(Figure collection entries)
- - - - -
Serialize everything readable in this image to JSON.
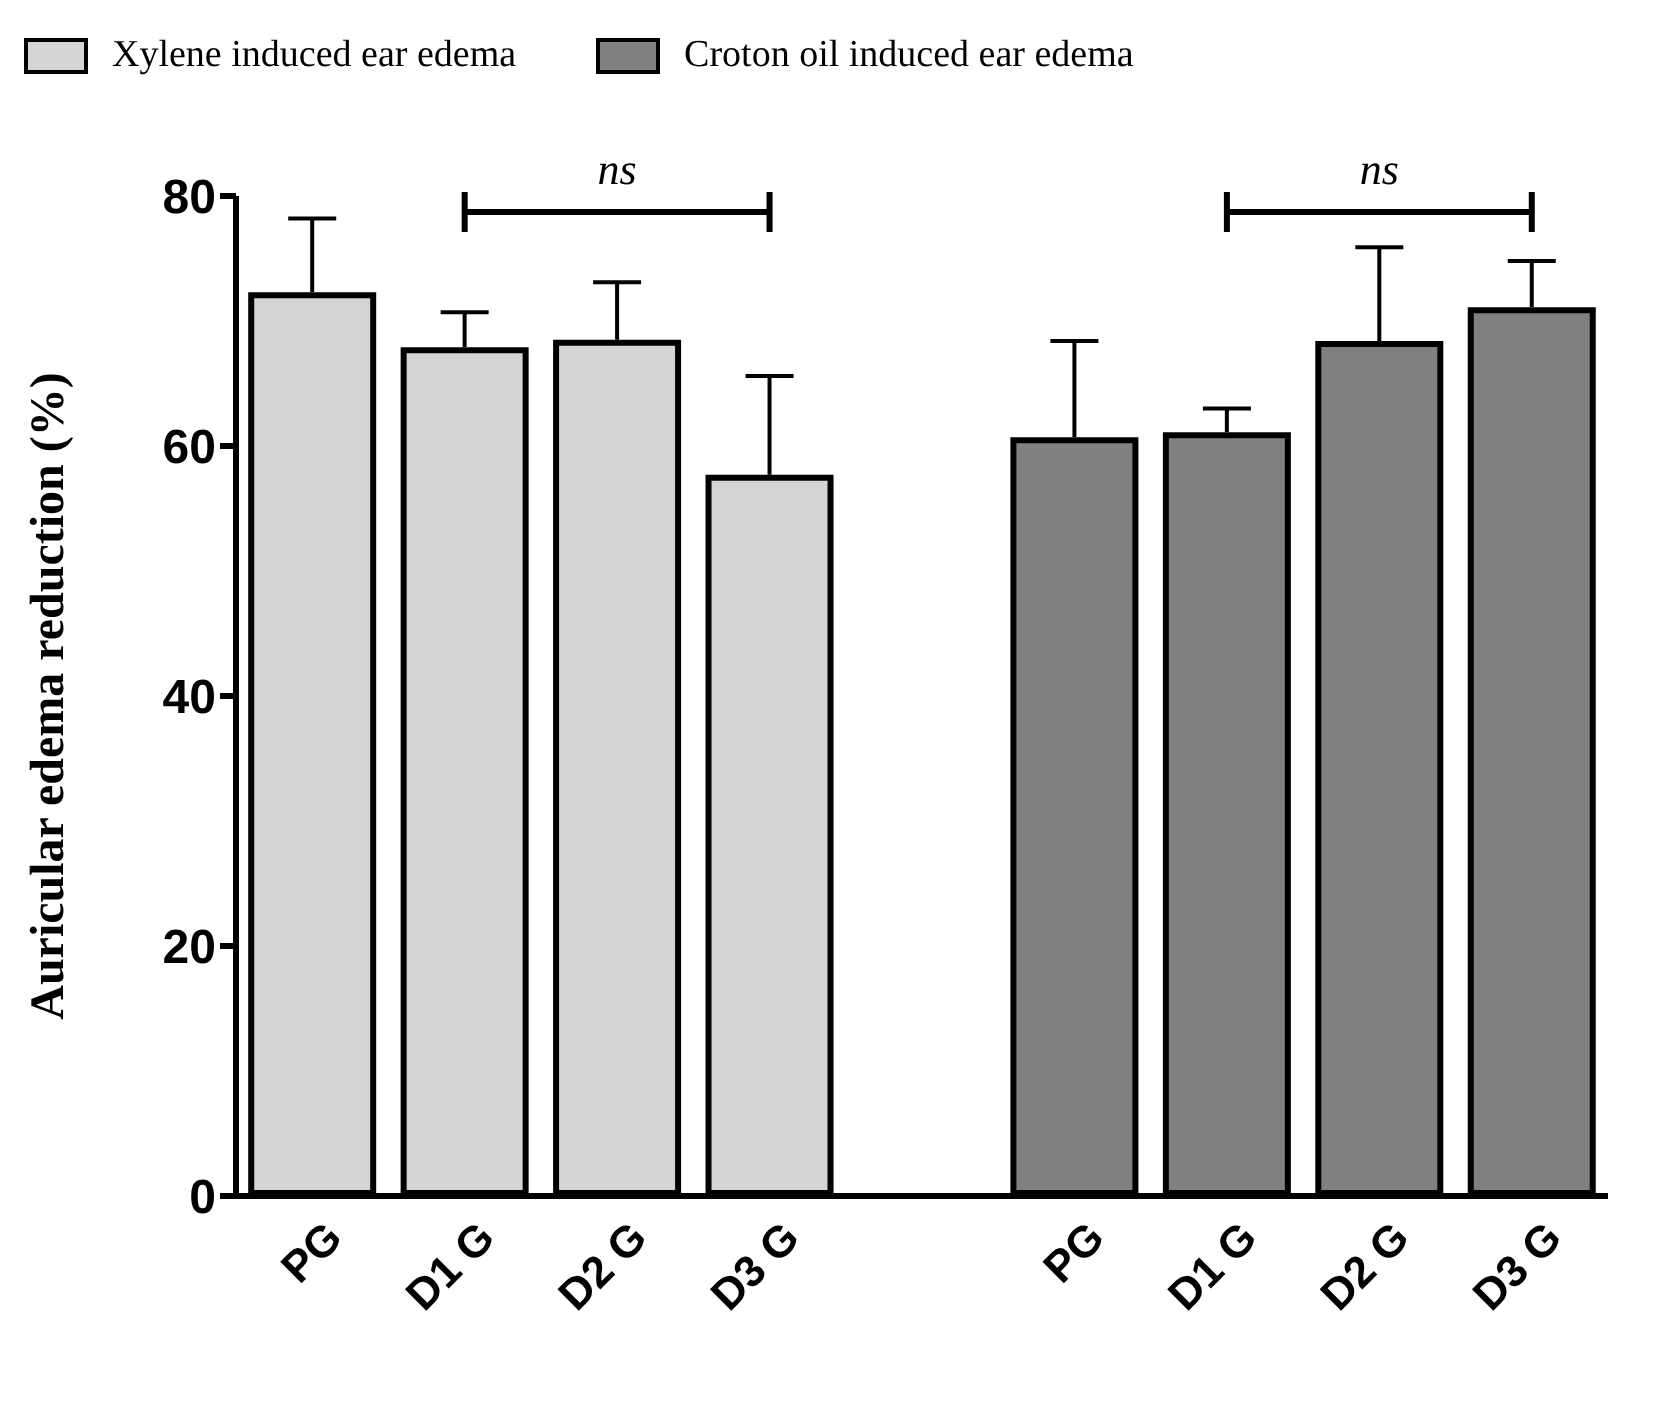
{
  "chart_data": {
    "type": "bar",
    "ylabel": "Auricular edema reduction (%)",
    "categories": [
      "PG",
      "D1 G",
      "D2 G",
      "D3 G",
      null,
      "PG",
      "D1 G",
      "D2 G",
      "D3 G"
    ],
    "series": [
      {
        "name": "Xylene induced ear edema",
        "color": "#d4d4d4",
        "values": [
          72.3,
          67.9,
          68.5,
          57.7,
          null,
          null,
          null,
          null,
          null
        ],
        "errors": [
          5.9,
          2.8,
          4.6,
          7.9,
          null,
          null,
          null,
          null,
          null
        ]
      },
      {
        "name": "Croton oil induced ear edema",
        "color": "#808080",
        "values": [
          null,
          null,
          null,
          null,
          null,
          60.7,
          61.1,
          68.4,
          71.1
        ],
        "errors": [
          null,
          null,
          null,
          null,
          null,
          7.7,
          1.9,
          7.5,
          3.7
        ]
      }
    ],
    "ylim": [
      0,
      80
    ],
    "yticks": [
      0,
      20,
      40,
      60,
      80
    ],
    "grid": false,
    "legend": "top",
    "annotations": [
      "ns",
      "ns"
    ]
  }
}
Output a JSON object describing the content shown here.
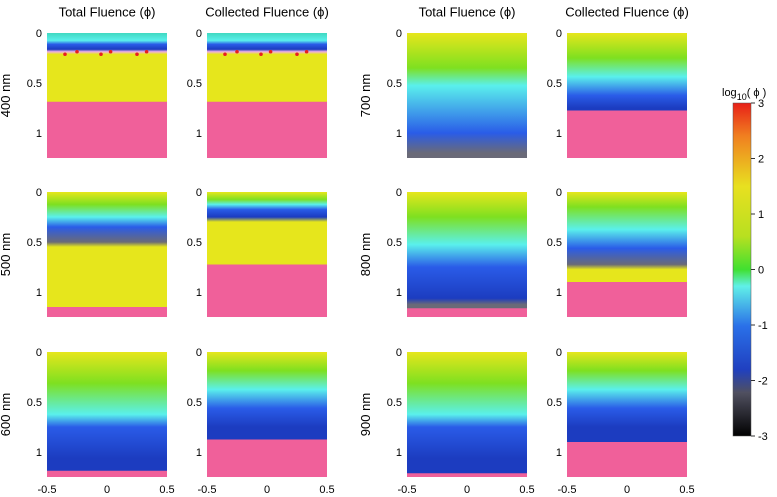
{
  "figure": {
    "column_titles": [
      "Total Fluence (ϕ)",
      "Collected Fluence (ϕ)",
      "Total Fluence (ϕ)",
      "Collected Fluence (ϕ)"
    ],
    "row_labels": [
      "400 nm",
      "500 nm",
      "600 nm",
      "700 nm",
      "800 nm",
      "900 nm"
    ],
    "y_ticks": [
      "0",
      "0.5",
      "1"
    ],
    "x_ticks": [
      "-0.5",
      "0",
      "0.5"
    ],
    "colorbar": {
      "label_base": "log",
      "label_sub": "10",
      "label_arg": "( ϕ )",
      "ticks": [
        "3",
        "2",
        "1",
        "0",
        "-1",
        "-2",
        "-3"
      ]
    }
  }
}
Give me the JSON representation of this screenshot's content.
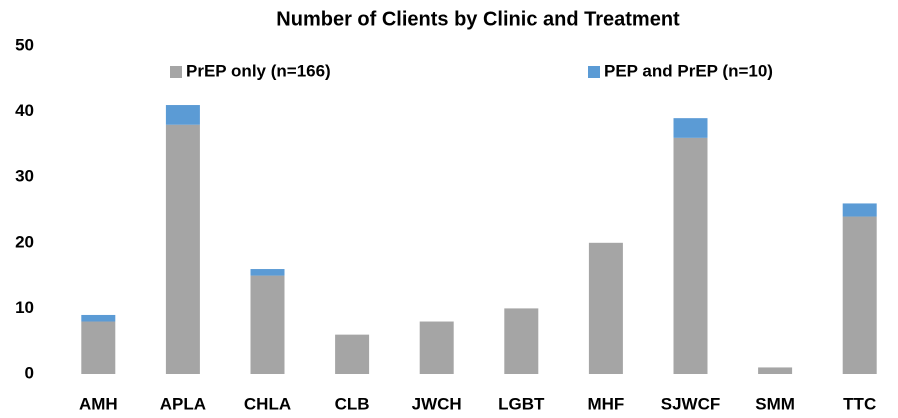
{
  "chart_data": {
    "type": "stacked_bar",
    "title": "Number of Clients by Clinic and Treatment",
    "categories": [
      "AMH",
      "APLA",
      "CHLA",
      "CLB",
      "JWCH",
      "LGBT",
      "MHF",
      "SJWCF",
      "SMM",
      "TTC"
    ],
    "series": [
      {
        "name": "PrEP only (n=166)",
        "color": "#a5a5a5",
        "values": [
          8,
          38,
          15,
          6,
          8,
          10,
          20,
          36,
          1,
          24
        ]
      },
      {
        "name": "PEP and PrEP (n=10)",
        "color": "#5b9bd5",
        "values": [
          1,
          3,
          1,
          0,
          0,
          0,
          0,
          3,
          0,
          2
        ]
      }
    ],
    "ylim": [
      0,
      50
    ],
    "yticks": [
      0,
      10,
      20,
      30,
      40,
      50
    ],
    "grid": false,
    "legend": "top"
  }
}
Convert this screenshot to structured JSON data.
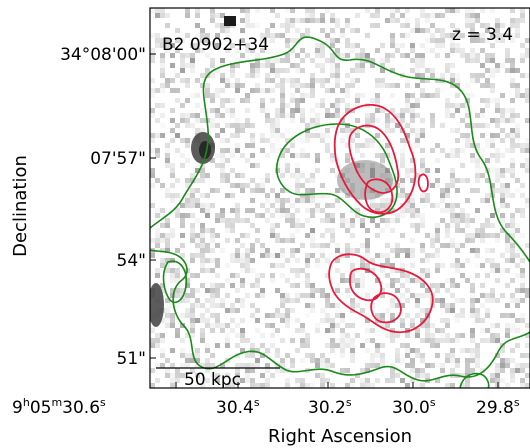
{
  "figure": {
    "source_name": "B2 0902+34",
    "redshift_label": "z = 3.4",
    "scale_bar_label": "50 kpc",
    "x_axis_label": "Right Ascension",
    "y_axis_label": "Declination",
    "ra_ticks": [
      "30.6s",
      "30.4s",
      "30.2s",
      "30.0s",
      "29.8s"
    ],
    "ra_prefix": "9h05m",
    "dec_ticks": [
      "34°08'00\"",
      "07'57\"",
      "54\"",
      "51\""
    ],
    "colors": {
      "green_contour": "#1a8a1a",
      "red_contour": "#e8193c",
      "background_noise": "#808080"
    }
  }
}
- - - - -
→ **Exercise details**: Gather every line containing the word "content" and copy it.

→ **Output of the exercise**:
Output a JSON object describing the content shown here.
Give me the JSON representation of this screenshot's content.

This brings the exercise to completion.